BEGIN Data provided

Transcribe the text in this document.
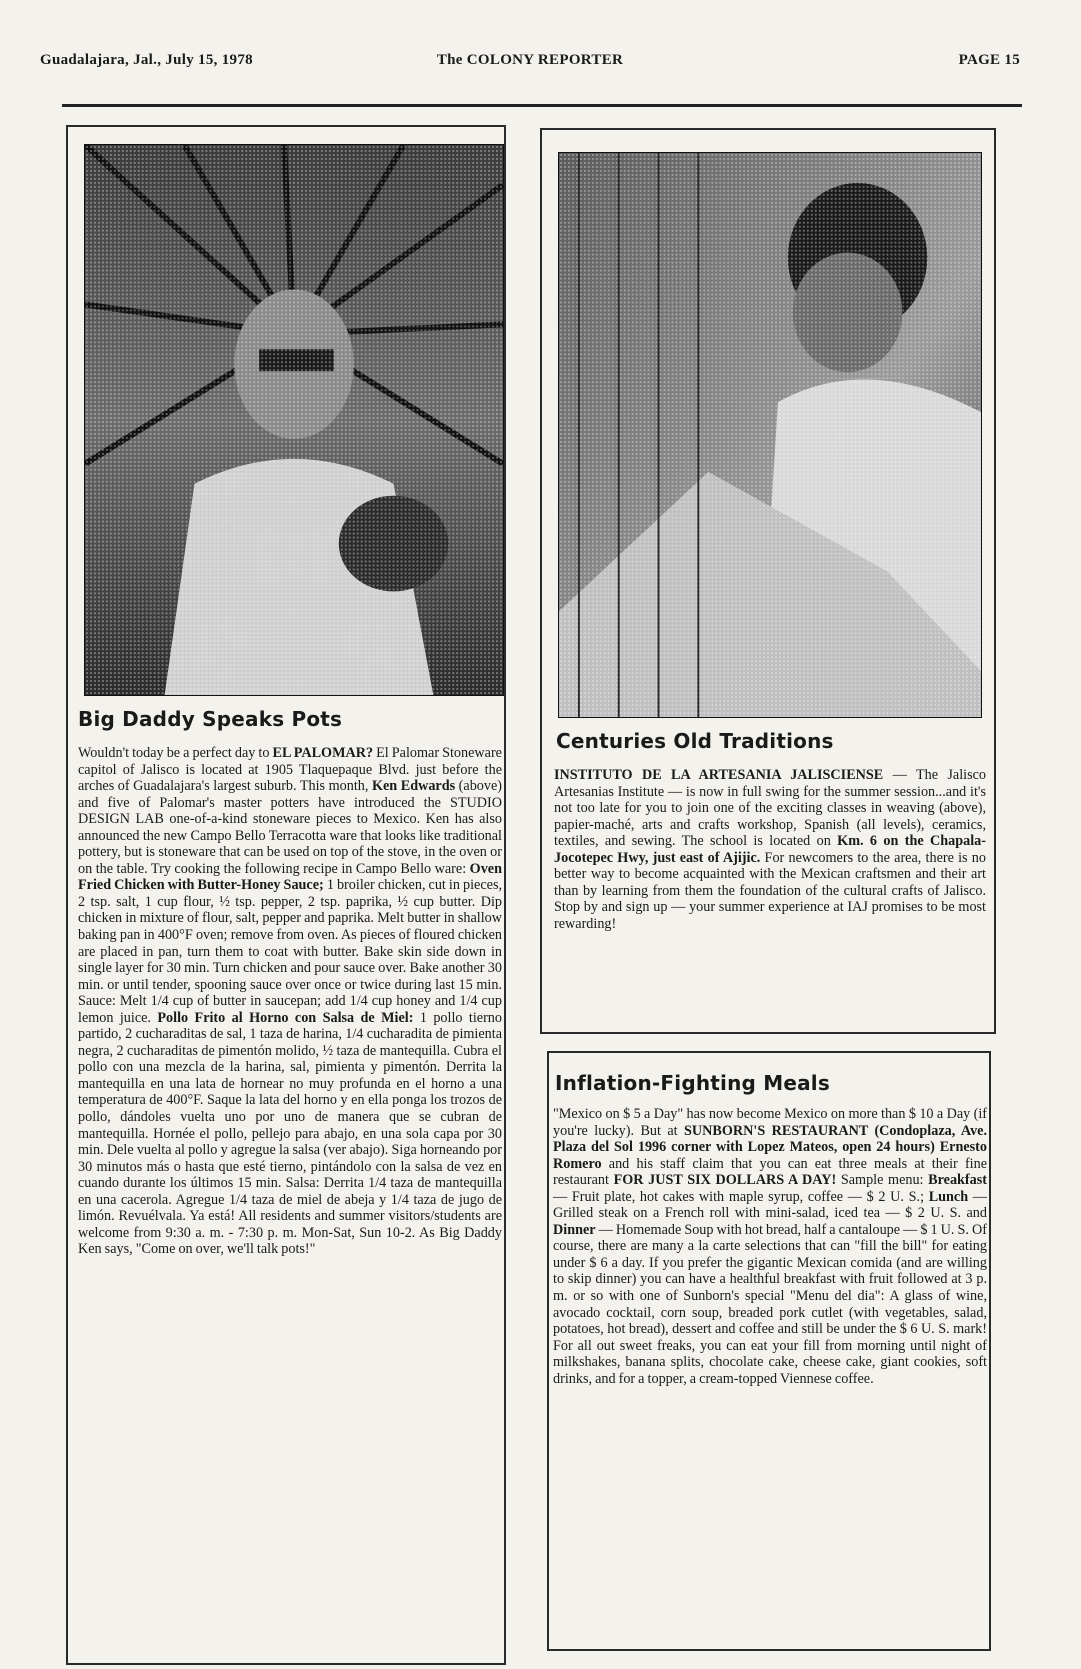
Guadalajara, Jal., July 15, 1978	The COLONY REPORTER	PAGE 15
Big Daddy Speaks Pots

Wouldn't today be a perfect day to EL PALOMAR? El Palomar Stoneware capitol of Jalisco is located at 1905 Tlaquepaque Blvd. just before the arches of Guadalajara's largest suburb. This month, Ken Edwards (above) and five of Palomar's master potters have introduced the STUDIO DESIGN LAB one-of-a-kind stoneware pieces to Mexico. Ken has also announced the new Campo Bello Terracotta ware that looks like traditional pottery, but is stoneware that can be used on top of the stove, in the oven or on the table. Try cooking the following recipe in Campo Bello ware: Oven Fried Chicken with Butter-Honey Sauce; 1 broiler chicken, cut in pieces, 2 tsp. salt, 1 cup flour, ½ tsp. pepper, 2 tsp. paprika, ½ cup butter. Dip chicken in mixture of flour, salt, pepper and paprika. Melt butter in shallow baking pan in 400°F oven; remove from oven. As pieces of floured chicken are placed in pan, turn them to coat with butter. Bake skin side down in single layer for 30 min. Turn chicken and pour sauce over. Bake another 30 min. or until tender, spooning sauce over once or twice during last 15 min. Sauce: Melt 1/4 cup of butter in saucepan; add 1/4 cup honey and 1/4 cup lemon juice. Pollo Frito al Horno con Salsa de Miel: 1 pollo tierno partido, 2 cucharaditas de sal, 1 taza de harina, 1/4 cucharadita de pimienta negra, 2 cucharaditas de pimentón molido, ½ taza de mantequilla. Cubra el pollo con una mezcla de la harina, sal, pimienta y pimentón. Derrita la mantequilla en una lata de hornear no muy profunda en el horno a una temperatura de 400°F. Saque la lata del horno y en ella ponga los trozos de pollo, dándoles vuelta uno por uno de manera que se cubran de mantequilla. Hornée el pollo, pellejo para abajo, en una sola capa por 30 min. Dele vuelta al pollo y agregue la salsa (ver abajo). Siga horneando por 30 minutos más o hasta que esté tierno, pintándolo con la salsa de vez en cuando durante los últimos 15 min. Salsa: Derrita 1/4 taza de mantequilla en una cacerola. Agregue 1/4 taza de miel de abeja y 1/4 taza de jugo de limón. Revuélvala. Ya está! All residents and summer visitors/students are welcome from 9:30 a. m. - 7:30 p. m. Mon-Sat, Sun 10-2. As Big Daddy Ken says, "Come on over, we'll talk pots!"

Centuries Old Traditions

INSTITUTO DE LA ARTESANIA JALISCIENSE — The Jalisco Artesanias Institute — is now in full swing for the summer session...and it's not too late for you to join one of the exciting classes in weaving (above), papier-maché, arts and crafts workshop, Spanish (all levels), ceramics, textiles, and sewing. The school is located on Km. 6 on the Chapala-Jocotepec Hwy, just east of Ajijic. For newcomers to the area, there is no better way to become acquainted with the Mexican craftsmen and their art than by learning from them the foundation of the cultural crafts of Jalisco. Stop by and sign up — your summer experience at IAJ promises to be most rewarding!

Inflation-Fighting Meals

"Mexico on $ 5 a Day" has now become Mexico on more than $ 10 a Day (if you're lucky). But at SUNBORN'S RESTAURANT (Condoplaza, Ave. Plaza del Sol 1996 corner with Lopez Mateos, open 24 hours) Ernesto Romero and his staff claim that you can eat three meals at their fine restaurant FOR JUST SIX DOLLARS A DAY! Sample menu: Breakfast — Fruit plate, hot cakes with maple syrup, coffee — $ 2 U. S.; Lunch — Grilled steak on a French roll with mini-salad, iced tea — $ 2 U. S. and Dinner — Homemade Soup with hot bread, half a cantaloupe — $ 1 U. S. Of course, there are many a la carte selections that can "fill the bill" for eating under $ 6 a day. If you prefer the gigantic Mexican comida (and are willing to skip dinner) you can have a healthful breakfast with fruit followed at 3 p. m. or so with one of Sunborn's special "Menu del dia": A glass of wine, avocado cocktail, corn soup, breaded pork cutlet (with vegetables, salad, potatoes, hot bread), dessert and coffee and still be under the $ 6 U. S. mark! For all out sweet freaks, you can eat your fill from morning until night of milkshakes, banana splits, chocolate cake, cheese cake, giant cookies, soft drinks, and for a topper, a cream-topped Viennese coffee.
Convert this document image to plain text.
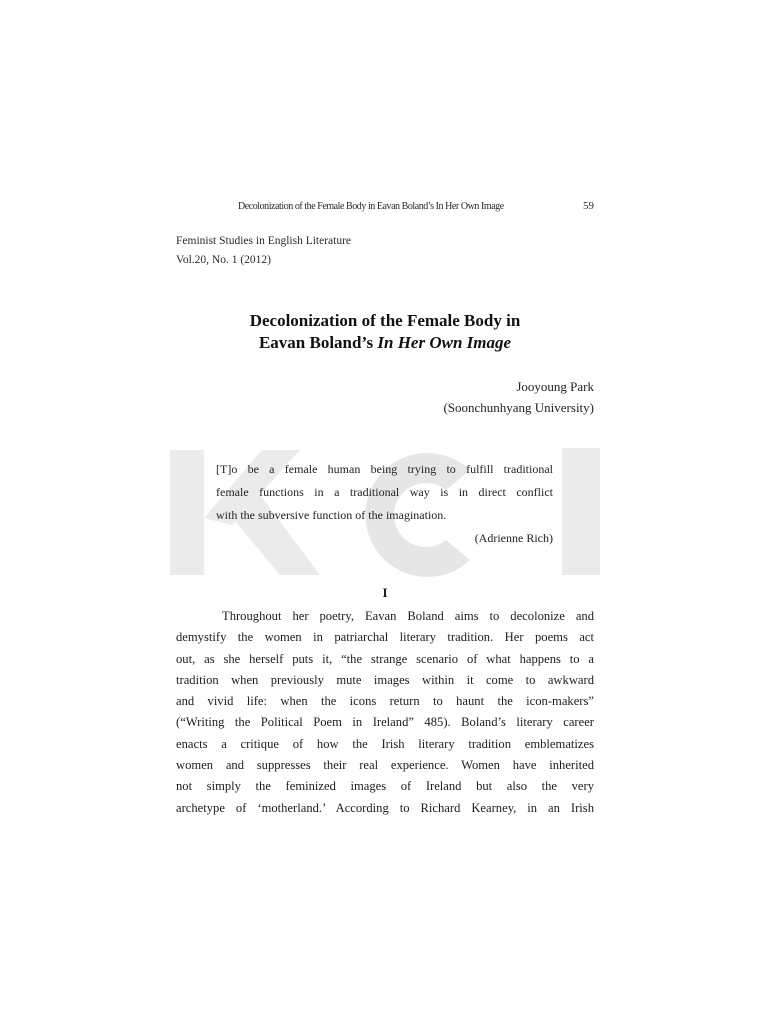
Decolonization of the Female Body in Eavan Boland’s In Her Own Image	59
Feminist Studies in English Literature
Vol.20, No. 1 (2012)
Decolonization of the Female Body in
Eavan Boland’s In Her Own Image
Jooyoung Park
(Soonchunhyang University)
[T]o be a female human being trying to fulfill traditional
female functions in a traditional way is in direct conflict
with the subversive function of the imagination.
(Adrienne Rich)
I
Throughout her poetry, Eavan Boland aims to decolonize and
demystify the women in patriarchal literary tradition. Her poems act
out, as she herself puts it, “the strange scenario of what happens to a
tradition when previously mute images within it come to awkward
and vivid life: when the icons return to haunt the icon-makers”
(“Writing the Political Poem in Ireland” 485). Boland’s literary career
enacts a critique of how the Irish literary tradition emblematizes
women and suppresses their real experience. Women have inherited
not simply the feminized images of Ireland but also the very
archetype of ‘motherland.’ According to Richard Kearney, in an Irish
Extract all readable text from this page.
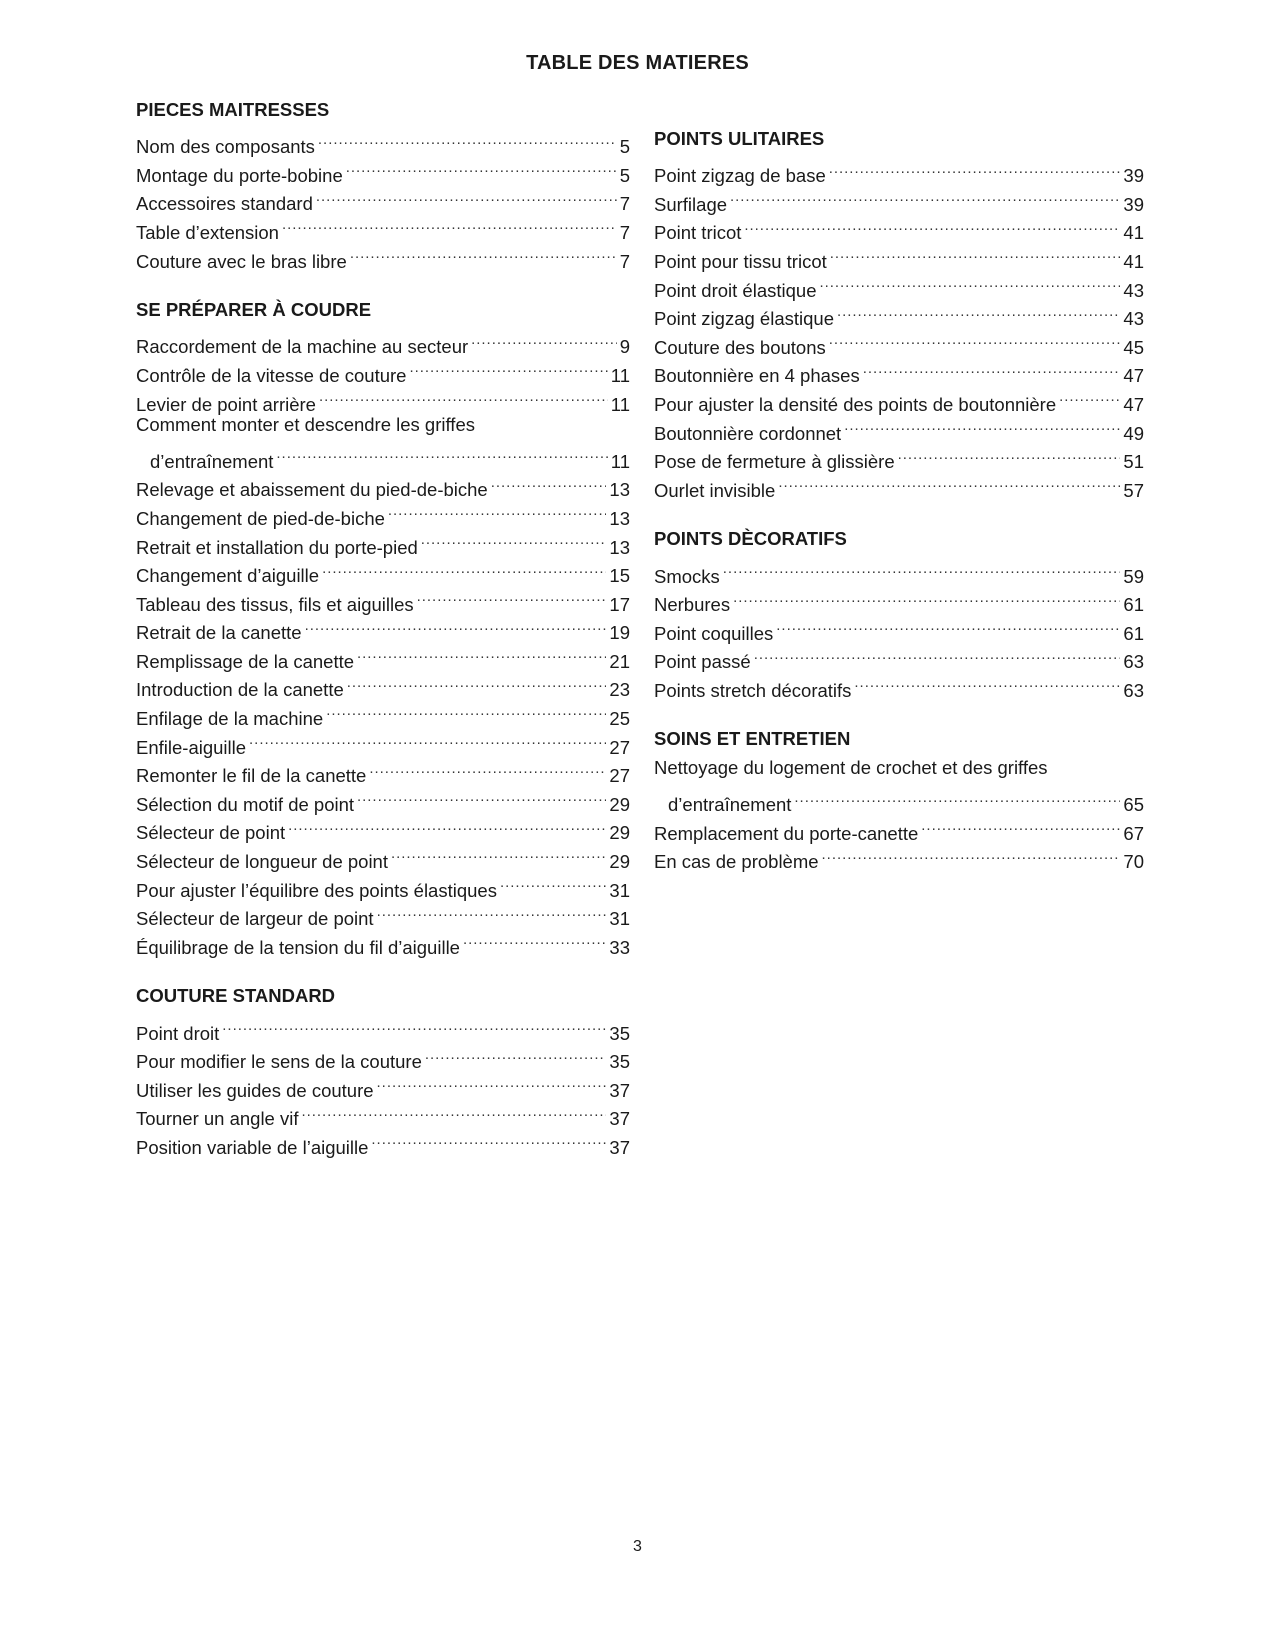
TABLE DES MATIERES
PIECES MAITRESSES
Nom des composants . . .	5
Montage du porte-bobine . . .	5
Accessoires standard . . .	7
Table d’extension . . .	7
Couture avec le bras libre . . .	7
SE PRÉPARER À COUDRE
Raccordement de la machine au secteur . . .	9
Contrôle de la vitesse de couture . . .	11
Levier de point arrière . . .	11
Comment monter et descendre les griffes
d’entraînement . . .	11
Relevage et abaissement du pied-de-biche . . .	13
Changement de pied-de-biche . . .	13
Retrait et installation du porte-pied . . .	13
Changement d’aiguille . . .	15
Tableau des tissus, fils et aiguilles . . .	17
Retrait de la canette . . .	19
Remplissage de la canette . . .	21
Introduction de la canette . . .	23
Enfilage de la machine . . .	25
Enfile-aiguille . . .	27
Remonter le fil de la canette . . .	27
Sélection du motif de point . . .	29
Sélecteur de point . . .	29
Sélecteur de longueur de point . . .	29
Pour ajuster l’équilibre des points élastiques . . .	31
Sélecteur de largeur de point . . .	31
Équilibrage de la tension du fil d’aiguille . . .	33
COUTURE STANDARD
Point droit . . .	35
Pour modifier le sens de la couture . . .	35
Utiliser les guides de couture . . .	37
Tourner un angle vif . . .	37
Position variable de l’aiguille . . .	37
POINTS ULITAIRES
Point zigzag de base . . .	39
Surfilage . . .	39
Point tricot . . .	41
Point pour tissu tricot . . .	41
Point droit élastique . . .	43
Point zigzag élastique . . .	43
Couture des boutons . . .	45
Boutonnière en 4 phases . . .	47
Pour ajuster la densité des points de boutonnière . . .	47
Boutonnière cordonnet . . .	49
Pose de fermeture à glissière . . .	51
Ourlet invisible . . .	57
POINTS DÈCORATIFS
Smocks . . .	59
Nerbures . . .	61
Point coquilles . . .	61
Point passé . . .	63
Points stretch décoratifs . . .	63
SOINS ET ENTRETIEN
Nettoyage du logement de crochet et des griffes
d’entraînement . . .	65
Remplacement du porte-canette . . .	67
En cas de problème . . .	70
3
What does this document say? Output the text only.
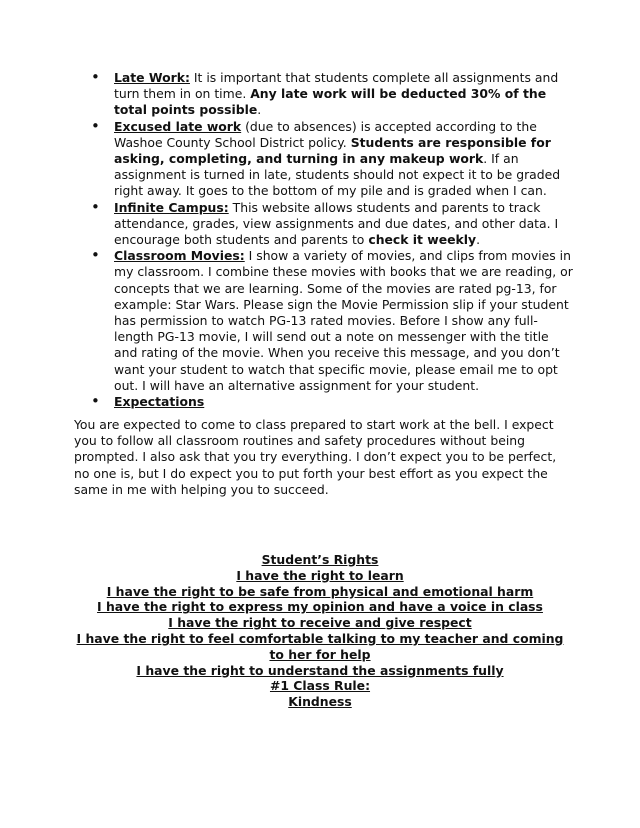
• Late Work: It is important that students complete all assignments and turn them in on time. Any late work will be deducted 30% of the total points possible.
• Excused late work (due to absences) is accepted according to the Washoe County School District policy. Students are responsible for asking, completing, and turning in any makeup work. If an assignment is turned in late, students should not expect it to be graded right away. It goes to the bottom of my pile and is graded when I can.
• Infinite Campus: This website allows students and parents to track attendance, grades, view assignments and due dates, and other data. I encourage both students and parents to check it weekly.
• Classroom Movies: I show a variety of movies, and clips from movies in my classroom. I combine these movies with books that we are reading, or concepts that we are learning. Some of the movies are rated pg-13, for example: Star Wars. Please sign the Movie Permission slip if your student has permission to watch PG-13 rated movies. Before I show any full-length PG-13 movie, I will send out a note on messenger with the title and rating of the movie. When you receive this message, and you don’t want your student to watch that specific movie, please email me to opt out. I will have an alternative assignment for your student.
• Expectations

You are expected to come to class prepared to start work at the bell. I expect you to follow all classroom routines and safety procedures without being prompted. I also ask that you try everything. I don’t expect you to be perfect, no one is, but I do expect you to put forth your best effort as you expect the same in me with helping you to succeed.

Student’s Rights
I have the right to learn
I have the right to be safe from physical and emotional harm
I have the right to express my opinion and have a voice in class
I have the right to receive and give respect
I have the right to feel comfortable talking to my teacher and coming to her for help
I have the right to understand the assignments fully
#1 Class Rule:
Kindness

END Data provided

** Given task **
Take the lines from the one that contains "What does this" down to the last line of the listing above, both included, and set them down exactly, leaving out pictures.

** Task solution **
What does this document say? Output the text only.
• Late Work: It is important that students complete all assignments and turn them in on time. Any late work will be deducted 30% of the total points possible.
• Excused late work (due to absences) is accepted according to the Washoe County School District policy. Students are responsible for asking, completing, and turning in any makeup work. If an assignment is turned in late, students should not expect it to be graded right away. It goes to the bottom of my pile and is graded when I can.
• Infinite Campus: This website allows students and parents to track attendance, grades, view assignments and due dates, and other data. I encourage both students and parents to check it weekly.
• Classroom Movies: I show a variety of movies, and clips from movies in my classroom. I combine these movies with books that we are reading, or concepts that we are learning. Some of the movies are rated pg-13, for example: Star Wars. Please sign the Movie Permission slip if your student has permission to watch PG-13 rated movies. Before I show any full-length PG-13 movie, I will send out a note on messenger with the title and rating of the movie. When you receive this message, and you don’t want your student to watch that specific movie, please email me to opt out. I will have an alternative assignment for your student.
• Expectations

You are expected to come to class prepared to start work at the bell. I expect you to follow all classroom routines and safety procedures without being prompted. I also ask that you try everything. I don’t expect you to be perfect, no one is, but I do expect you to put forth your best effort as you expect the same in me with helping you to succeed.

Student’s Rights
I have the right to learn
I have the right to be safe from physical and emotional harm
I have the right to express my opinion and have a voice in class
I have the right to receive and give respect
I have the right to feel comfortable talking to my teacher and coming to her for help
I have the right to understand the assignments fully
#1 Class Rule:
Kindness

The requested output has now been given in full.